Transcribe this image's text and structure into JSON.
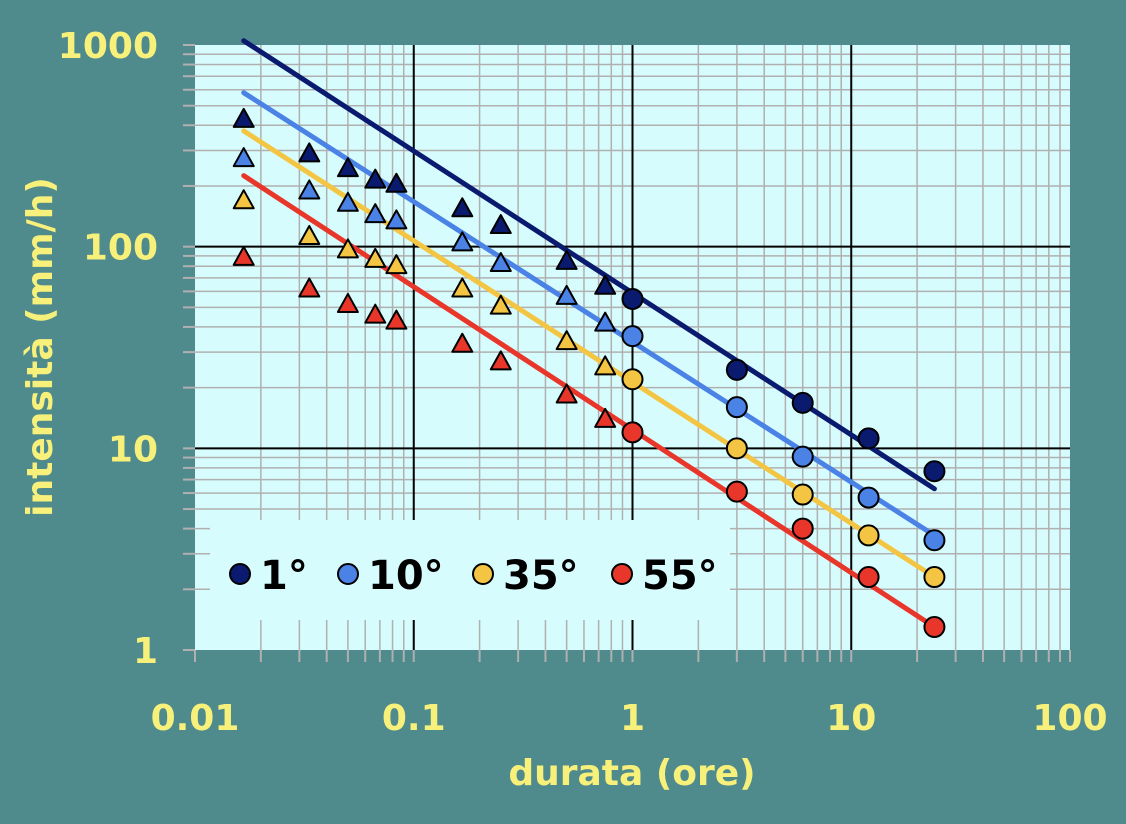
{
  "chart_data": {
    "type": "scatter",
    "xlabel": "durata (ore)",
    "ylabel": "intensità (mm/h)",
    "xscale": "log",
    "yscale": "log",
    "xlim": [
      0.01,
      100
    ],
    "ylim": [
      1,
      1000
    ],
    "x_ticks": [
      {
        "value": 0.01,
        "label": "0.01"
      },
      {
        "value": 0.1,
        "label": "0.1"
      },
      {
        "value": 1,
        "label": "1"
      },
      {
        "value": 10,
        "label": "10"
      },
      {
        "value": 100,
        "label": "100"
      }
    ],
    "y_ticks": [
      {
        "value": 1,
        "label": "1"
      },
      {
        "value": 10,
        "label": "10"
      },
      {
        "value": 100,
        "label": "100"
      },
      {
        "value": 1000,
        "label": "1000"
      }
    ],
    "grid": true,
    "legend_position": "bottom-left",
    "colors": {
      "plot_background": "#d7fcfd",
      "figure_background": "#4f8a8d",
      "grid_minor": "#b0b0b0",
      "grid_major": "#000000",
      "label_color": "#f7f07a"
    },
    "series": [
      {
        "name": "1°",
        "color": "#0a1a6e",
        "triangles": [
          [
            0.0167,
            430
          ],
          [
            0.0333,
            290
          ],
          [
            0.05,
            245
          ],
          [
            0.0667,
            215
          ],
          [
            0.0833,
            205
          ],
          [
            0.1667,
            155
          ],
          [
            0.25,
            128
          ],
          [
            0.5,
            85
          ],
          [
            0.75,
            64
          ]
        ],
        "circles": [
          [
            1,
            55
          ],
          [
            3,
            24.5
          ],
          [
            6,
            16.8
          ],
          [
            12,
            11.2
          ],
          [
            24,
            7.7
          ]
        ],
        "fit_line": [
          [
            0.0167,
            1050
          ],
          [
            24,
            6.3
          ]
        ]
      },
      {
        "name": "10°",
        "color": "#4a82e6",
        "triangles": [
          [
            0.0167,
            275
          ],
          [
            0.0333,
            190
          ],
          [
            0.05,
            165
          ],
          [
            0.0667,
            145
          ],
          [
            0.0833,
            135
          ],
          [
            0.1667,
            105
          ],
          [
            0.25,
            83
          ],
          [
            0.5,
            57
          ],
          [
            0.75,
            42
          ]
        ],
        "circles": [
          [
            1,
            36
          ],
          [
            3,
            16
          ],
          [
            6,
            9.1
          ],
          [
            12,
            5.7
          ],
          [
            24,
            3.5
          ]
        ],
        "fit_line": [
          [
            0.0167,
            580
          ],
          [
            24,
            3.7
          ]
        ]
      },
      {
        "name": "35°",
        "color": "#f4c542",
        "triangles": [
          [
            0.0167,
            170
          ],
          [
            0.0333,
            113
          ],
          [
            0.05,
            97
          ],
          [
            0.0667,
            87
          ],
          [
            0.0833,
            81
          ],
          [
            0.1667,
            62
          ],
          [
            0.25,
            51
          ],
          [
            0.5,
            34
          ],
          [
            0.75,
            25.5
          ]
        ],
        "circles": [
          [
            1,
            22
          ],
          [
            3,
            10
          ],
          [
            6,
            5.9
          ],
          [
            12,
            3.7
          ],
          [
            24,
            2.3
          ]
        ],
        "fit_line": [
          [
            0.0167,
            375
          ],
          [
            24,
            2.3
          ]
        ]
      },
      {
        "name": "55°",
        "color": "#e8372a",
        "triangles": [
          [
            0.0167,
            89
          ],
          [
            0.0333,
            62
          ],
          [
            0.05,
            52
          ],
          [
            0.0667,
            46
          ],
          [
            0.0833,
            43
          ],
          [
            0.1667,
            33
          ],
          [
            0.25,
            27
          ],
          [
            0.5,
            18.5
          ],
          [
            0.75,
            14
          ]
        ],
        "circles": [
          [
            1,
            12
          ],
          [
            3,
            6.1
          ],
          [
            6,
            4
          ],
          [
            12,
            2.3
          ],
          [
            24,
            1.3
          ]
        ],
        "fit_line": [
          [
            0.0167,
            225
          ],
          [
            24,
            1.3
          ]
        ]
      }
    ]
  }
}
++++
Required task: Return the material exactly as given, apart from the pictures.

Task response:
Transcribe this image's text and structure into JSON.
{
  "chart_data": {
    "type": "scatter",
    "xlabel": "durata (ore)",
    "ylabel": "intensità (mm/h)",
    "xscale": "log",
    "yscale": "log",
    "xlim": [
      0.01,
      100
    ],
    "ylim": [
      1,
      1000
    ],
    "x_ticks": [
      {
        "value": 0.01,
        "label": "0.01"
      },
      {
        "value": 0.1,
        "label": "0.1"
      },
      {
        "value": 1,
        "label": "1"
      },
      {
        "value": 10,
        "label": "10"
      },
      {
        "value": 100,
        "label": "100"
      }
    ],
    "y_ticks": [
      {
        "value": 1,
        "label": "1"
      },
      {
        "value": 10,
        "label": "10"
      },
      {
        "value": 100,
        "label": "100"
      },
      {
        "value": 1000,
        "label": "1000"
      }
    ],
    "grid": true,
    "legend_position": "bottom-left",
    "colors": {
      "plot_background": "#d7fcfd",
      "figure_background": "#4f8a8d",
      "grid_minor": "#b0b0b0",
      "grid_major": "#000000",
      "label_color": "#f7f07a"
    },
    "series": [
      {
        "name": "1°",
        "color": "#0a1a6e",
        "triangles": [
          [
            0.0167,
            430
          ],
          [
            0.0333,
            290
          ],
          [
            0.05,
            245
          ],
          [
            0.0667,
            215
          ],
          [
            0.0833,
            205
          ],
          [
            0.1667,
            155
          ],
          [
            0.25,
            128
          ],
          [
            0.5,
            85
          ],
          [
            0.75,
            64
          ]
        ],
        "circles": [
          [
            1,
            55
          ],
          [
            3,
            24.5
          ],
          [
            6,
            16.8
          ],
          [
            12,
            11.2
          ],
          [
            24,
            7.7
          ]
        ],
        "fit_line": [
          [
            0.0167,
            1050
          ],
          [
            24,
            6.3
          ]
        ]
      },
      {
        "name": "10°",
        "color": "#4a82e6",
        "triangles": [
          [
            0.0167,
            275
          ],
          [
            0.0333,
            190
          ],
          [
            0.05,
            165
          ],
          [
            0.0667,
            145
          ],
          [
            0.0833,
            135
          ],
          [
            0.1667,
            105
          ],
          [
            0.25,
            83
          ],
          [
            0.5,
            57
          ],
          [
            0.75,
            42
          ]
        ],
        "circles": [
          [
            1,
            36
          ],
          [
            3,
            16
          ],
          [
            6,
            9.1
          ],
          [
            12,
            5.7
          ],
          [
            24,
            3.5
          ]
        ],
        "fit_line": [
          [
            0.0167,
            580
          ],
          [
            24,
            3.7
          ]
        ]
      },
      {
        "name": "35°",
        "color": "#f4c542",
        "triangles": [
          [
            0.0167,
            170
          ],
          [
            0.0333,
            113
          ],
          [
            0.05,
            97
          ],
          [
            0.0667,
            87
          ],
          [
            0.0833,
            81
          ],
          [
            0.1667,
            62
          ],
          [
            0.25,
            51
          ],
          [
            0.5,
            34
          ],
          [
            0.75,
            25.5
          ]
        ],
        "circles": [
          [
            1,
            22
          ],
          [
            3,
            10
          ],
          [
            6,
            5.9
          ],
          [
            12,
            3.7
          ],
          [
            24,
            2.3
          ]
        ],
        "fit_line": [
          [
            0.0167,
            375
          ],
          [
            24,
            2.3
          ]
        ]
      },
      {
        "name": "55°",
        "color": "#e8372a",
        "triangles": [
          [
            0.0167,
            89
          ],
          [
            0.0333,
            62
          ],
          [
            0.05,
            52
          ],
          [
            0.0667,
            46
          ],
          [
            0.0833,
            43
          ],
          [
            0.1667,
            33
          ],
          [
            0.25,
            27
          ],
          [
            0.5,
            18.5
          ],
          [
            0.75,
            14
          ]
        ],
        "circles": [
          [
            1,
            12
          ],
          [
            3,
            6.1
          ],
          [
            6,
            4
          ],
          [
            12,
            2.3
          ],
          [
            24,
            1.3
          ]
        ],
        "fit_line": [
          [
            0.0167,
            225
          ],
          [
            24,
            1.3
          ]
        ]
      }
    ]
  }
}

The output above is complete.